■ Dataset entries:
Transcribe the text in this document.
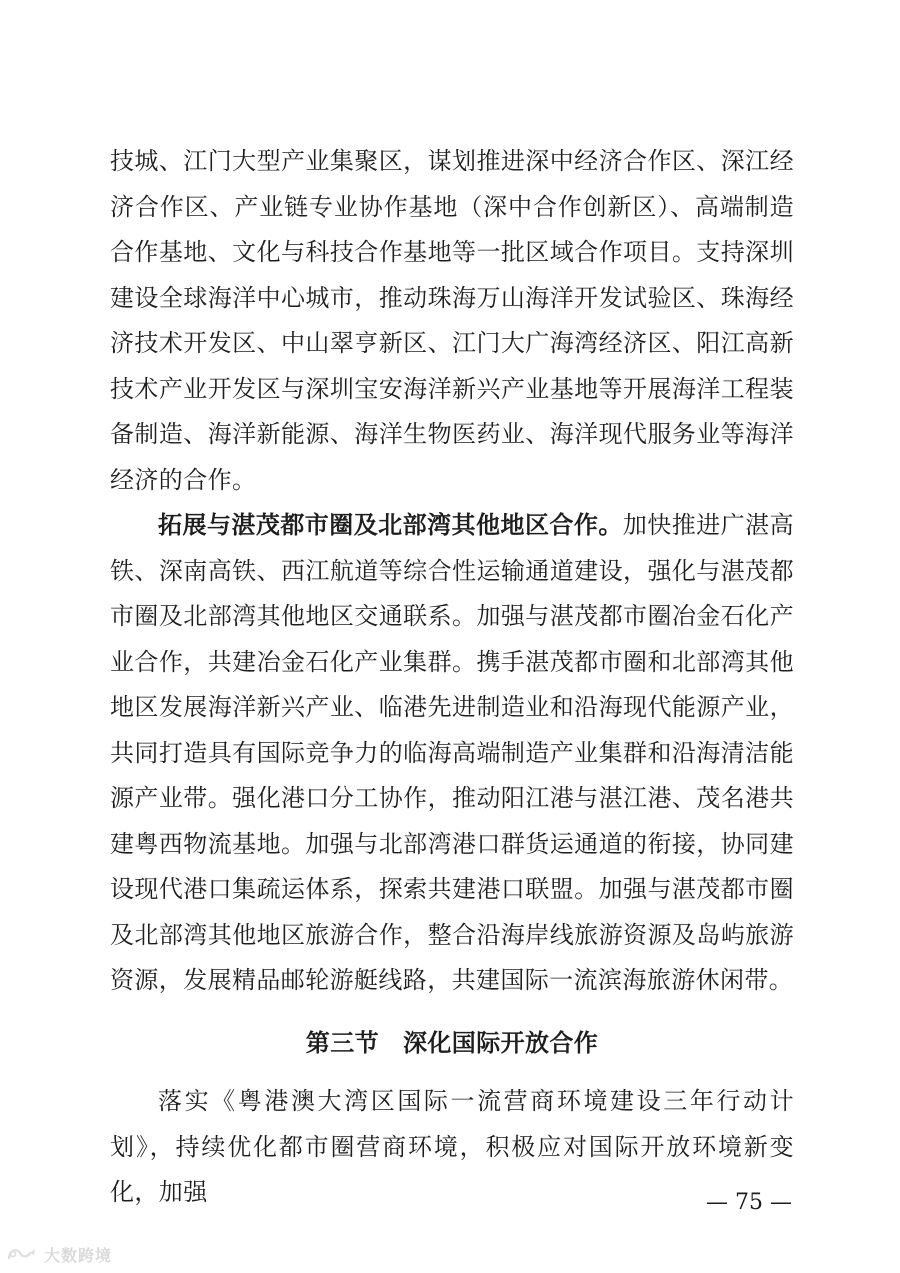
技城、江门大型产业集聚区，谋划推进深中经济合作区、深江经济合作区、产业链专业协作基地（深中合作创新区）、高端制造合作基地、文化与科技合作基地等一批区域合作项目。支持深圳建设全球海洋中心城市，推动珠海万山海洋开发试验区、珠海经济技术开发区、中山翠亨新区、江门大广海湾经济区、阳江高新技术产业开发区与深圳宝安海洋新兴产业基地等开展海洋工程装备制造、海洋新能源、海洋生物医药业、海洋现代服务业等海洋经济的合作。

拓展与湛茂都市圈及北部湾其他地区合作。加快推进广湛高铁、深南高铁、西江航道等综合性运输通道建设，强化与湛茂都市圈及北部湾其他地区交通联系。加强与湛茂都市圈冶金石化产业合作，共建冶金石化产业集群。携手湛茂都市圈和北部湾其他地区发展海洋新兴产业、临港先进制造业和沿海现代能源产业，共同打造具有国际竞争力的临海高端制造产业集群和沿海清洁能源产业带。强化港口分工协作，推动阳江港与湛江港、茂名港共建粤西物流基地。加强与北部湾港口群货运通道的衔接，协同建设现代港口集疏运体系，探索共建港口联盟。加强与湛茂都市圈及北部湾其他地区旅游合作，整合沿海岸线旅游资源及岛屿旅游资源，发展精品邮轮游艇线路，共建国际一流滨海旅游休闲带。

第三节 深化国际开放合作

落实《粤港澳大湾区国际一流营商环境建设三年行动计划》，持续优化都市圈营商环境，积极应对国际开放环境新变化，加强	— 75 —
大数跨境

■ Short problem: Exactly reproduce the entries above, minus the pictures.

■ The reply:
Transcribe the text in this document.
技城、江门大型产业集聚区，谋划推进深中经济合作区、深江经济合作区、产业链专业协作基地（深中合作创新区）、高端制造合作基地、文化与科技合作基地等一批区域合作项目。支持深圳建设全球海洋中心城市，推动珠海万山海洋开发试验区、珠海经济技术开发区、中山翠亨新区、江门大广海湾经济区、阳江高新技术产业开发区与深圳宝安海洋新兴产业基地等开展海洋工程装备制造、海洋新能源、海洋生物医药业、海洋现代服务业等海洋经济的合作。

拓展与湛茂都市圈及北部湾其他地区合作。加快推进广湛高铁、深南高铁、西江航道等综合性运输通道建设，强化与湛茂都市圈及北部湾其他地区交通联系。加强与湛茂都市圈冶金石化产业合作，共建冶金石化产业集群。携手湛茂都市圈和北部湾其他地区发展海洋新兴产业、临港先进制造业和沿海现代能源产业，共同打造具有国际竞争力的临海高端制造产业集群和沿海清洁能源产业带。强化港口分工协作，推动阳江港与湛江港、茂名港共建粤西物流基地。加强与北部湾港口群货运通道的衔接，协同建设现代港口集疏运体系，探索共建港口联盟。加强与湛茂都市圈及北部湾其他地区旅游合作，整合沿海岸线旅游资源及岛屿旅游资源，发展精品邮轮游艇线路，共建国际一流滨海旅游休闲带。

第三节 深化国际开放合作

落实《粤港澳大湾区国际一流营商环境建设三年行动计划》，持续优化都市圈营商环境，积极应对国际开放环境新变化，加强	— 75 —
大数跨境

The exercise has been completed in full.